Records shown =>
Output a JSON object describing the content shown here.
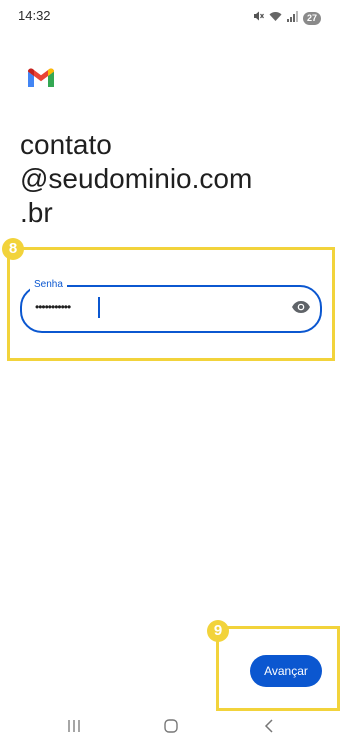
{
  "status_bar": {
    "time": "14:32",
    "battery": "27",
    "icons": [
      "mute-icon",
      "wifi-icon",
      "signal-icon",
      "battery-icon"
    ]
  },
  "app": {
    "logo": "gmail-logo"
  },
  "account": {
    "email_lines": [
      "contato",
      "@seudominio.com",
      ".br"
    ]
  },
  "password": {
    "label": "Senha",
    "value_masked": "•••••••••••",
    "toggle_icon": "eye-icon"
  },
  "actions": {
    "next_label": "Avançar"
  },
  "callouts": {
    "step_8": "8",
    "step_9": "9",
    "color": "#f2d33b"
  },
  "colors": {
    "accent": "#0b57d0",
    "callout": "#f2d33b"
  },
  "nav": {
    "icons": [
      "recent-apps-icon",
      "home-icon",
      "back-icon"
    ]
  }
}
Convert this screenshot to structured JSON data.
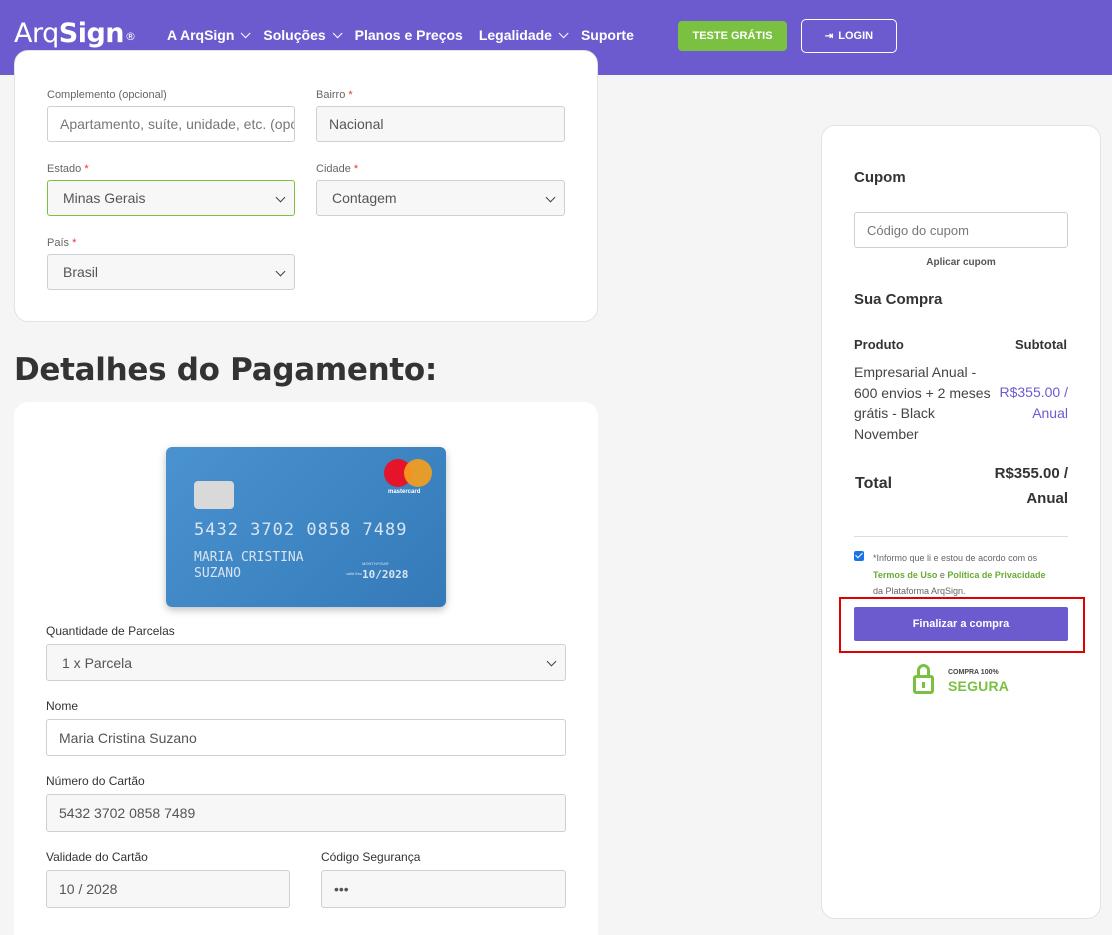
{
  "header": {
    "logo_a": "Arq",
    "logo_b": "Sign",
    "logo_reg": "®",
    "nav": [
      {
        "label": "A ArqSign",
        "dropdown": true
      },
      {
        "label": "Soluções",
        "dropdown": true
      },
      {
        "label": "Planos e Preços",
        "dropdown": false
      },
      {
        "label": "Legalidade",
        "dropdown": true
      },
      {
        "label": "Suporte",
        "dropdown": false
      }
    ],
    "trial_label": "TESTE GRÁTIS",
    "login_label": "LOGIN",
    "brand_color": "#6c5bcf",
    "accent_green": "#7ac142"
  },
  "address": {
    "complemento": {
      "label": "Complemento (opcional)",
      "placeholder": "Apartamento, suíte, unidade, etc. (opcional)"
    },
    "bairro": {
      "label": "Bairro",
      "required": "*",
      "value": "Nacional"
    },
    "estado": {
      "label": "Estado",
      "required": "*",
      "value": "Minas Gerais"
    },
    "cidade": {
      "label": "Cidade",
      "required": "*",
      "value": "Contagem"
    },
    "pais": {
      "label": "País",
      "required": "*",
      "value": "Brasil"
    }
  },
  "payment": {
    "title": "Detalhes do Pagamento:",
    "card_preview": {
      "brand": "mastercard",
      "number": "5432 3702 0858 7489",
      "holder": "MARIA CRISTINA SUZANO",
      "month_year": "MONTH/YEAR",
      "valid_thru": "valid thru",
      "expiry": "10/2028"
    },
    "installments": {
      "label": "Quantidade de Parcelas",
      "value": "1 x Parcela"
    },
    "name": {
      "label": "Nome",
      "value": "Maria Cristina Suzano"
    },
    "card_number": {
      "label": "Número do Cartão",
      "value": "5432 3702 0858 7489"
    },
    "expiry": {
      "label": "Validade do Cartão",
      "value": "10 / 2028"
    },
    "cvv": {
      "label": "Código Segurança",
      "value": "•••"
    }
  },
  "sidebar": {
    "coupon_title": "Cupom",
    "coupon_placeholder": "Código do cupom",
    "apply_label": "Aplicar cupom",
    "purchase_title": "Sua Compra",
    "col_product": "Produto",
    "col_subtotal": "Subtotal",
    "product_name": "Empresarial Anual - 600 envios + 2 meses grátis - Black November",
    "product_price": "R$355.00 / Anual",
    "total_label": "Total",
    "total_value": "R$355.00 / Anual",
    "terms_prefix": "*Informo que li e estou de acordo com os",
    "terms_link": "Termos de Uso",
    "terms_and": "e",
    "privacy_link": "Política de Privacidade",
    "terms_suffix": "da Plataforma ArqSign.",
    "terms_checked": true,
    "buy_label": "Finalizar a compra",
    "secure_line1": "COMPRA 100%",
    "secure_line2": "SEGURA"
  }
}
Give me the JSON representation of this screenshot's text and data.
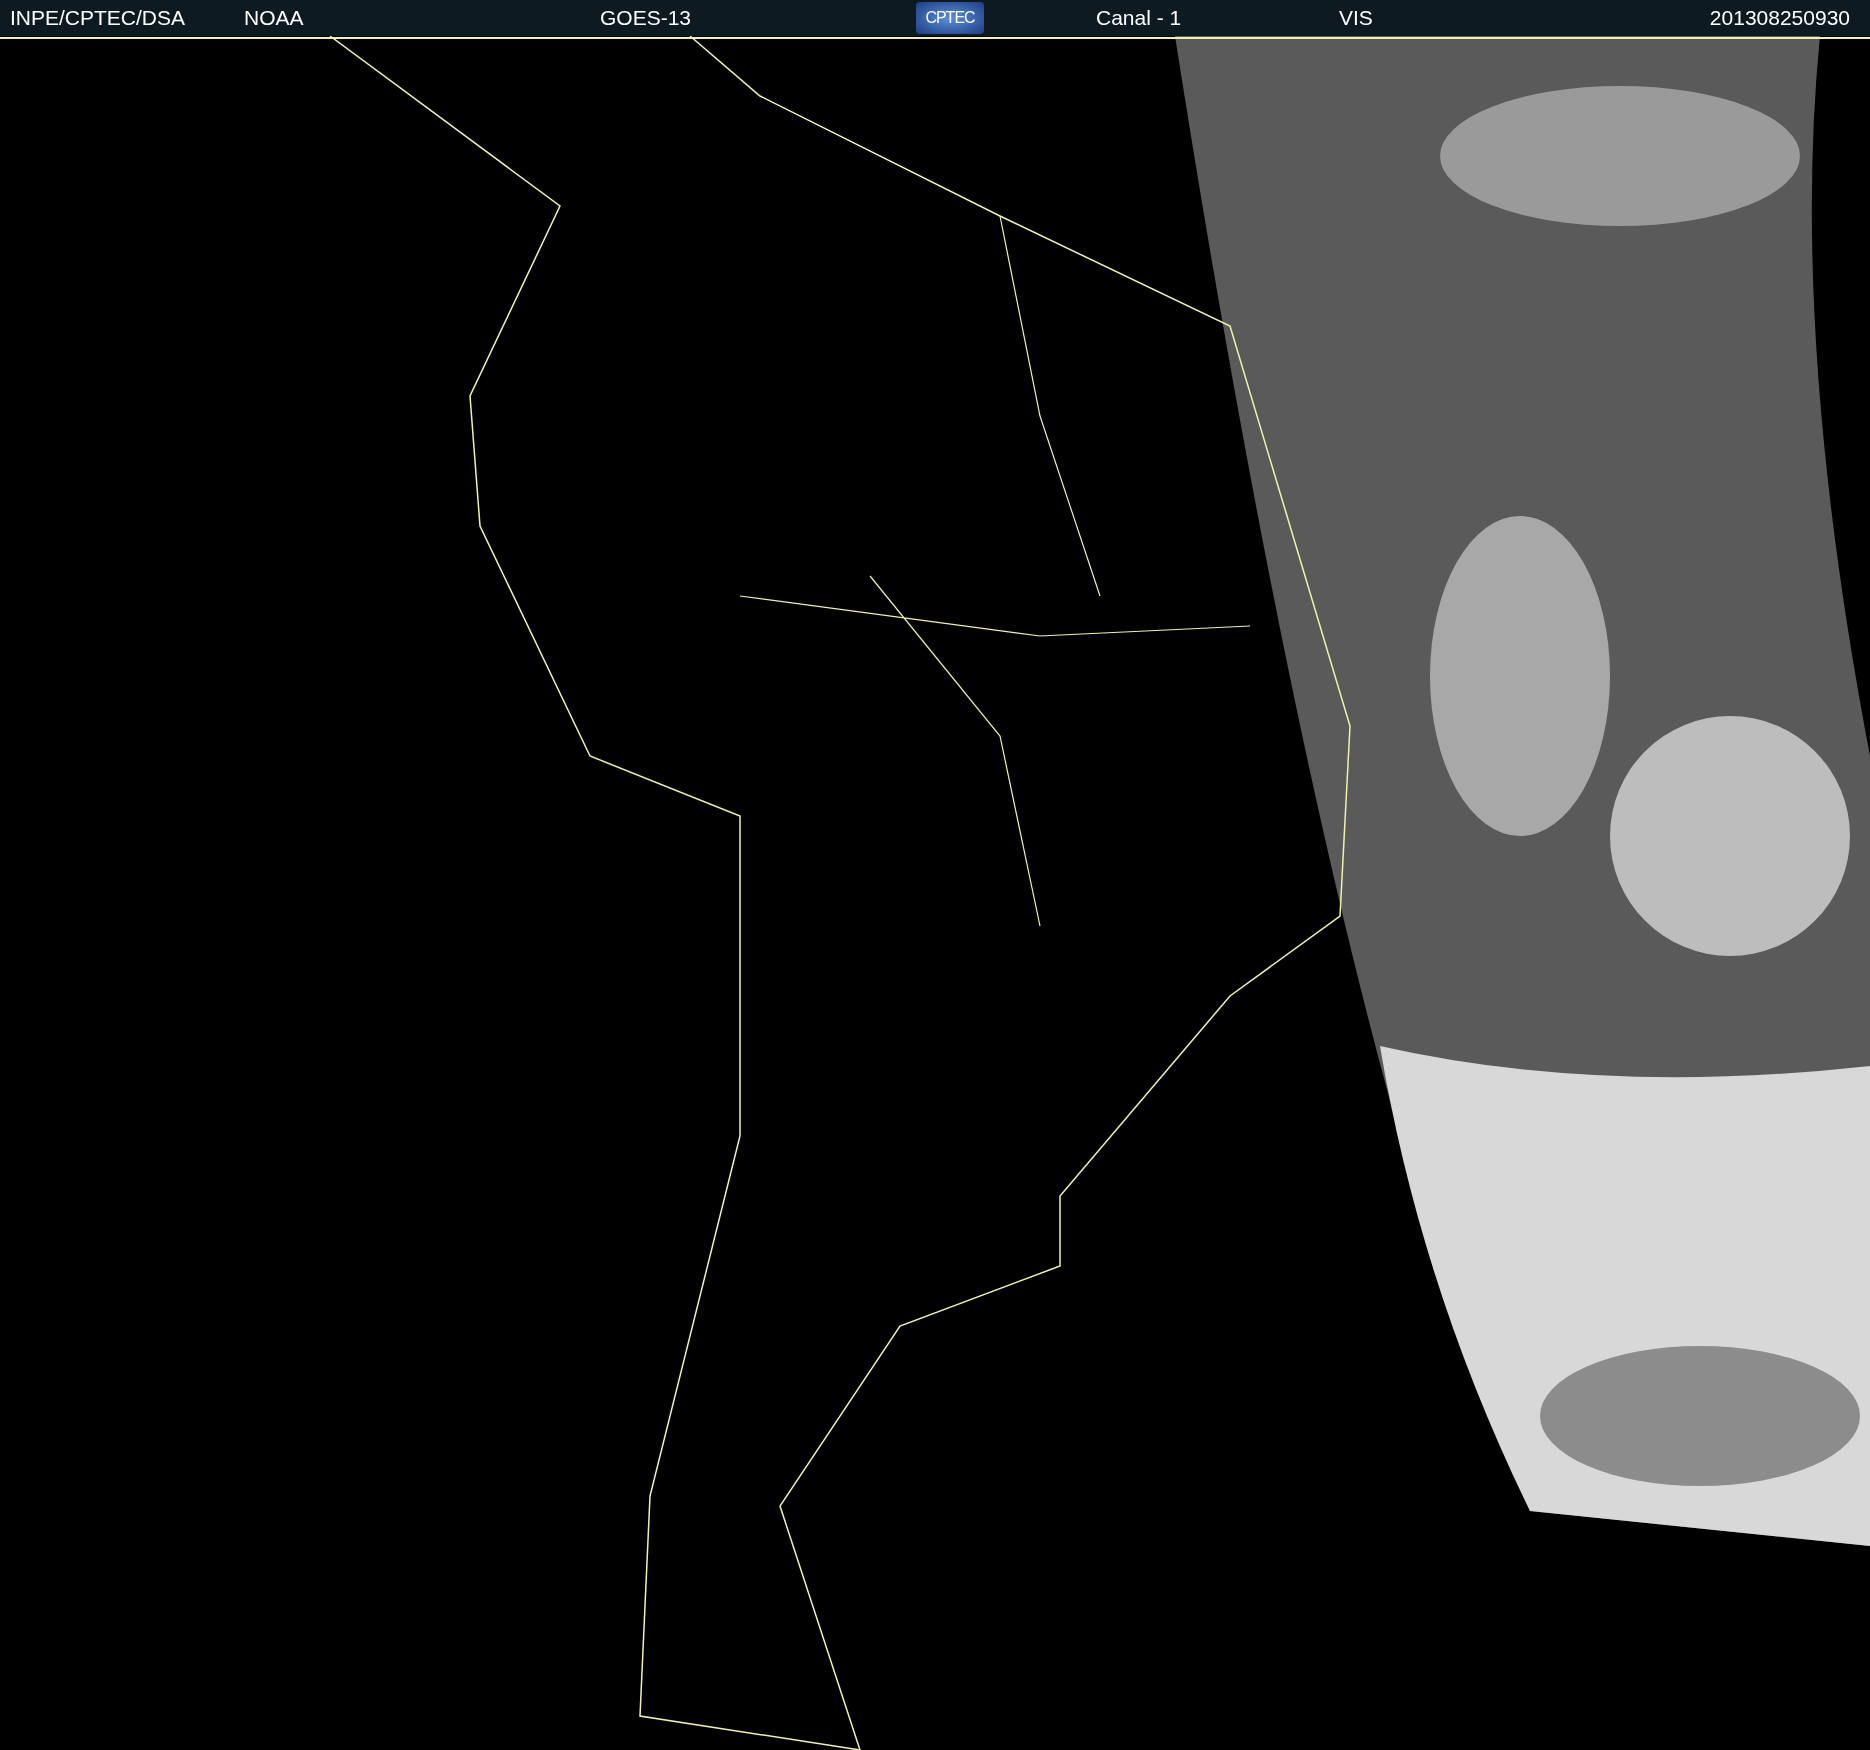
{
  "header": {
    "source": "INPE/CPTEC/DSA",
    "agency": "NOAA",
    "satellite": "GOES-13",
    "logo": "CPTEC",
    "channel": "Canal - 1",
    "band": "VIS",
    "timestamp": "201308250930"
  }
}
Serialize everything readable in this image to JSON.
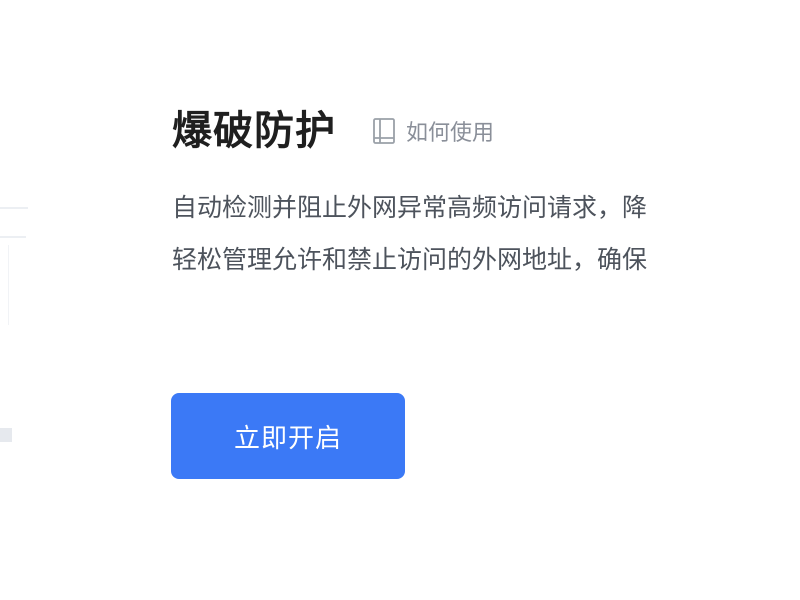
{
  "main": {
    "title": "爆破防护",
    "help_link": {
      "label": "如何使用",
      "icon": "book-icon"
    },
    "description_lines": [
      "自动检测并阻止外网异常高频访问请求，降",
      "轻松管理允许和禁止访问的外网地址，确保"
    ],
    "enable_button_label": "立即开启"
  },
  "colors": {
    "primary": "#3b79f6",
    "title": "#1f1f1f",
    "text": "#4d535c",
    "muted": "#8a8f99"
  }
}
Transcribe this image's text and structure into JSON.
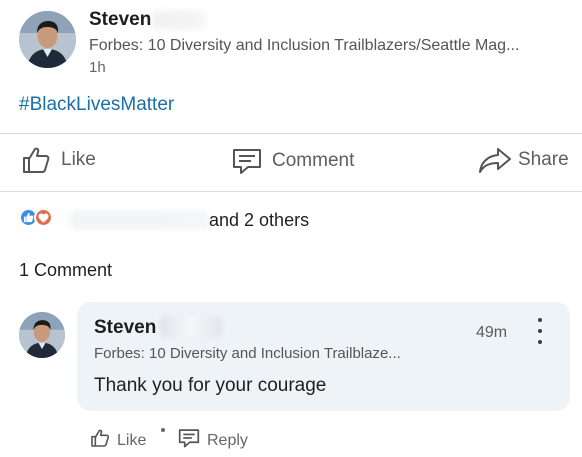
{
  "post": {
    "author_name": "Steven",
    "author_headline": "Forbes: 10 Diversity and Inclusion Trailblazers/Seattle Mag...",
    "timestamp": "1h",
    "hashtag": "#BlackLivesMatter"
  },
  "actions": {
    "like": "Like",
    "comment": "Comment",
    "share": "Share"
  },
  "reactions": {
    "icons": [
      "like-icon",
      "love-icon"
    ],
    "text": "and 2 others"
  },
  "comments_summary": "1 Comment",
  "comment": {
    "author_name": "Steven",
    "author_headline": "Forbes: 10 Diversity and Inclusion Trailblaze...",
    "timestamp": "49m",
    "text": "Thank you for your courage",
    "like_label": "Like",
    "reply_label": "Reply"
  },
  "colors": {
    "hashtag": "#1a6fa6",
    "like_reaction": "#378fe9",
    "love_reaction": "#df704d",
    "comment_bubble": "#eef3f8"
  }
}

Requirements => The records shown above are to be repeated exactly, with the pictures left out.

Finished task =>
Output a JSON object describing the content shown here.
{
  "status_bar": {
    "time": "14:32",
    "battery": "27",
    "icons": [
      "mute-icon",
      "wifi-icon",
      "signal-icon",
      "battery-icon"
    ]
  },
  "app": {
    "logo": "gmail-logo"
  },
  "account": {
    "email_lines": [
      "contato",
      "@seudominio.com",
      ".br"
    ]
  },
  "password": {
    "label": "Senha",
    "value_masked": "•••••••••••",
    "toggle_icon": "eye-icon"
  },
  "actions": {
    "next_label": "Avançar"
  },
  "callouts": {
    "step_8": "8",
    "step_9": "9",
    "color": "#f2d33b"
  },
  "colors": {
    "accent": "#0b57d0",
    "callout": "#f2d33b"
  },
  "nav": {
    "icons": [
      "recent-apps-icon",
      "home-icon",
      "back-icon"
    ]
  }
}
Convert this screenshot to structured JSON data.
{
  "header": {
    "logo_a": "Arq",
    "logo_b": "Sign",
    "logo_reg": "®",
    "nav": [
      {
        "label": "A ArqSign",
        "dropdown": true
      },
      {
        "label": "Soluções",
        "dropdown": true
      },
      {
        "label": "Planos e Preços",
        "dropdown": false
      },
      {
        "label": "Legalidade",
        "dropdown": true
      },
      {
        "label": "Suporte",
        "dropdown": false
      }
    ],
    "trial_label": "TESTE GRÁTIS",
    "login_label": "LOGIN",
    "brand_color": "#6c5bcf",
    "accent_green": "#7ac142"
  },
  "address": {
    "complemento": {
      "label": "Complemento (opcional)",
      "placeholder": "Apartamento, suíte, unidade, etc. (opcional)"
    },
    "bairro": {
      "label": "Bairro",
      "required": "*",
      "value": "Nacional"
    },
    "estado": {
      "label": "Estado",
      "required": "*",
      "value": "Minas Gerais"
    },
    "cidade": {
      "label": "Cidade",
      "required": "*",
      "value": "Contagem"
    },
    "pais": {
      "label": "País",
      "required": "*",
      "value": "Brasil"
    }
  },
  "payment": {
    "title": "Detalhes do Pagamento:",
    "card_preview": {
      "brand": "mastercard",
      "number": "5432 3702 0858 7489",
      "holder": "MARIA CRISTINA SUZANO",
      "month_year": "MONTH/YEAR",
      "valid_thru": "valid thru",
      "expiry": "10/2028"
    },
    "installments": {
      "label": "Quantidade de Parcelas",
      "value": "1 x Parcela"
    },
    "name": {
      "label": "Nome",
      "value": "Maria Cristina Suzano"
    },
    "card_number": {
      "label": "Número do Cartão",
      "value": "5432 3702 0858 7489"
    },
    "expiry": {
      "label": "Validade do Cartão",
      "value": "10 / 2028"
    },
    "cvv": {
      "label": "Código Segurança",
      "value": "•••"
    }
  },
  "sidebar": {
    "coupon_title": "Cupom",
    "coupon_placeholder": "Código do cupom",
    "apply_label": "Aplicar cupom",
    "purchase_title": "Sua Compra",
    "col_product": "Produto",
    "col_subtotal": "Subtotal",
    "product_name": "Empresarial Anual - 600 envios + 2 meses grátis - Black November",
    "product_price": "R$355.00 / Anual",
    "total_label": "Total",
    "total_value": "R$355.00 / Anual",
    "terms_prefix": "*Informo que li e estou de acordo com os",
    "terms_link": "Termos de Uso",
    "terms_and": "e",
    "privacy_link": "Política de Privacidade",
    "terms_suffix": "da Plataforma ArqSign.",
    "terms_checked": true,
    "buy_label": "Finalizar a compra",
    "secure_line1": "COMPRA 100%",
    "secure_line2": "SEGURA"
  }
}
Give me the JSON representation of this screenshot's text and data.
{
  "header": {
    "source": "INPE/CPTEC/DSA",
    "agency": "NOAA",
    "satellite": "GOES-13",
    "logo": "CPTEC",
    "channel": "Canal - 1",
    "band": "VIS",
    "timestamp": "201308250930"
  }
}
Serialize everything readable in this image to JSON.
{
  "main": {
    "title": "爆破防护",
    "help_link": {
      "label": "如何使用",
      "icon": "book-icon"
    },
    "description_lines": [
      "自动检测并阻止外网异常高频访问请求，降",
      "轻松管理允许和禁止访问的外网地址，确保"
    ],
    "enable_button_label": "立即开启"
  },
  "colors": {
    "primary": "#3b79f6",
    "title": "#1f1f1f",
    "text": "#4d535c",
    "muted": "#8a8f99"
  }
}
Transcribe this image's text and structure into JSON.
{
  "post": {
    "author_name": "Steven",
    "author_headline": "Forbes: 10 Diversity and Inclusion Trailblazers/Seattle Mag...",
    "timestamp": "1h",
    "hashtag": "#BlackLivesMatter"
  },
  "actions": {
    "like": "Like",
    "comment": "Comment",
    "share": "Share"
  },
  "reactions": {
    "icons": [
      "like-icon",
      "love-icon"
    ],
    "text": "and 2 others"
  },
  "comments_summary": "1 Comment",
  "comment": {
    "author_name": "Steven",
    "author_headline": "Forbes: 10 Diversity and Inclusion Trailblaze...",
    "timestamp": "49m",
    "text": "Thank you for your courage",
    "like_label": "Like",
    "reply_label": "Reply"
  },
  "colors": {
    "hashtag": "#1a6fa6",
    "like_reaction": "#378fe9",
    "love_reaction": "#df704d",
    "comment_bubble": "#eef3f8"
  }
}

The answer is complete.